Records from a data collection
▼
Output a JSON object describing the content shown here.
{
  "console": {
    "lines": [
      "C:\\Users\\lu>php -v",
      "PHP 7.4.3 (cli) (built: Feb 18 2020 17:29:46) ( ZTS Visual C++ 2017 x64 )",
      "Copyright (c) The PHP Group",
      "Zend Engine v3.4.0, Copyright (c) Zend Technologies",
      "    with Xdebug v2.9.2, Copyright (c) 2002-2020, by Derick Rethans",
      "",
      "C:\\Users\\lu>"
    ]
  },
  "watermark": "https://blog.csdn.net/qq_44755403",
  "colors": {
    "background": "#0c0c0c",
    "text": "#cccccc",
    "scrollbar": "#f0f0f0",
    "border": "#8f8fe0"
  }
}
▲
Task requirements:
Repeat the data precisely, line by line.

Exercise output:
Output a JSON object describing the content shown here.
{
  "console": {
    "lines": [
      "C:\\Users\\lu>php -v",
      "PHP 7.4.3 (cli) (built: Feb 18 2020 17:29:46) ( ZTS Visual C++ 2017 x64 )",
      "Copyright (c) The PHP Group",
      "Zend Engine v3.4.0, Copyright (c) Zend Technologies",
      "    with Xdebug v2.9.2, Copyright (c) 2002-2020, by Derick Rethans",
      "",
      "C:\\Users\\lu>"
    ]
  },
  "watermark": "https://blog.csdn.net/qq_44755403",
  "colors": {
    "background": "#0c0c0c",
    "text": "#cccccc",
    "scrollbar": "#f0f0f0",
    "border": "#8f8fe0"
  }
}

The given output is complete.